PROVIDED ENTRIES:

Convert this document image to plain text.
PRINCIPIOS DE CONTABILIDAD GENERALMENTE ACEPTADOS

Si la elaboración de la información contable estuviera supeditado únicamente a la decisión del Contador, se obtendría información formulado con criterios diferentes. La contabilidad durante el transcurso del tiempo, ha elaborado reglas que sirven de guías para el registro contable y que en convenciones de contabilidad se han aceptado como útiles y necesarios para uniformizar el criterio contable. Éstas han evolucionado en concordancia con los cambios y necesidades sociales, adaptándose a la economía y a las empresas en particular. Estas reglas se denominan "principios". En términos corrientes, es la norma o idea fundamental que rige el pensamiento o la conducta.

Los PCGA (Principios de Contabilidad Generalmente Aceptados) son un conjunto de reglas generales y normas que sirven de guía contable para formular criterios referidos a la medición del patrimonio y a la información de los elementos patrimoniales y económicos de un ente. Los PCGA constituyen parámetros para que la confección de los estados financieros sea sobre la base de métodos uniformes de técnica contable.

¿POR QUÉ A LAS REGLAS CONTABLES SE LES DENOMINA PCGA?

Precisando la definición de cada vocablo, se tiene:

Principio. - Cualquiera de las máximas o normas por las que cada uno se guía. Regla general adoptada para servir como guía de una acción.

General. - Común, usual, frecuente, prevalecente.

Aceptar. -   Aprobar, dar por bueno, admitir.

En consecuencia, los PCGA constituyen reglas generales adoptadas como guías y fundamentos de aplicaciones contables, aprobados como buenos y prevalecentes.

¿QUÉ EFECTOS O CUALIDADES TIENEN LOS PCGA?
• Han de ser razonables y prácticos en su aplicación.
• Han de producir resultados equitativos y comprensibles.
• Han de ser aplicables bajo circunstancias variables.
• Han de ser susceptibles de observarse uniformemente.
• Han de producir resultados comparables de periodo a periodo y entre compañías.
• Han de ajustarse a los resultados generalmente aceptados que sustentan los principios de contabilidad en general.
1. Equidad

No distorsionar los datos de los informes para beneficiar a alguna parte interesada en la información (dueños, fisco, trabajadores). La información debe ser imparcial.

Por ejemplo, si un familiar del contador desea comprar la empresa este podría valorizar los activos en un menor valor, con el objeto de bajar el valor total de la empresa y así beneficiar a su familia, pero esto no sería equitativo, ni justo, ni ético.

WRITTEN INSTRUCTION: Repeat all of the records above exactly as they appear.

SOLVED EXERCISE:
Convert this document image to plain text.
PRINCIPIOS DE CONTABILIDAD GENERALMENTE ACEPTADOS

Si la elaboración de la información contable estuviera supeditado únicamente a la decisión del Contador, se obtendría información formulado con criterios diferentes. La contabilidad durante el transcurso del tiempo, ha elaborado reglas que sirven de guías para el registro contable y que en convenciones de contabilidad se han aceptado como útiles y necesarios para uniformizar el criterio contable. Éstas han evolucionado en concordancia con los cambios y necesidades sociales, adaptándose a la economía y a las empresas en particular. Estas reglas se denominan "principios". En términos corrientes, es la norma o idea fundamental que rige el pensamiento o la conducta.

Los PCGA (Principios de Contabilidad Generalmente Aceptados) son un conjunto de reglas generales y normas que sirven de guía contable para formular criterios referidos a la medición del patrimonio y a la información de los elementos patrimoniales y económicos de un ente. Los PCGA constituyen parámetros para que la confección de los estados financieros sea sobre la base de métodos uniformes de técnica contable.

¿POR QUÉ A LAS REGLAS CONTABLES SE LES DENOMINA PCGA?

Precisando la definición de cada vocablo, se tiene:

Principio. - Cualquiera de las máximas o normas por las que cada uno se guía. Regla general adoptada para servir como guía de una acción.

General. - Común, usual, frecuente, prevalecente.

Aceptar. -   Aprobar, dar por bueno, admitir.

En consecuencia, los PCGA constituyen reglas generales adoptadas como guías y fundamentos de aplicaciones contables, aprobados como buenos y prevalecentes.

¿QUÉ EFECTOS O CUALIDADES TIENEN LOS PCGA?
• Han de ser razonables y prácticos en su aplicación.
• Han de producir resultados equitativos y comprensibles.
• Han de ser aplicables bajo circunstancias variables.
• Han de ser susceptibles de observarse uniformemente.
• Han de producir resultados comparables de periodo a periodo y entre compañías.
• Han de ajustarse a los resultados generalmente aceptados que sustentan los principios de contabilidad en general.
1. Equidad

No distorsionar los datos de los informes para beneficiar a alguna parte interesada en la información (dueños, fisco, trabajadores). La información debe ser imparcial.

Por ejemplo, si un familiar del contador desea comprar la empresa este podría valorizar los activos en un menor valor, con el objeto de bajar el valor total de la empresa y así beneficiar a su familia, pero esto no sería equitativo, ni justo, ni ético.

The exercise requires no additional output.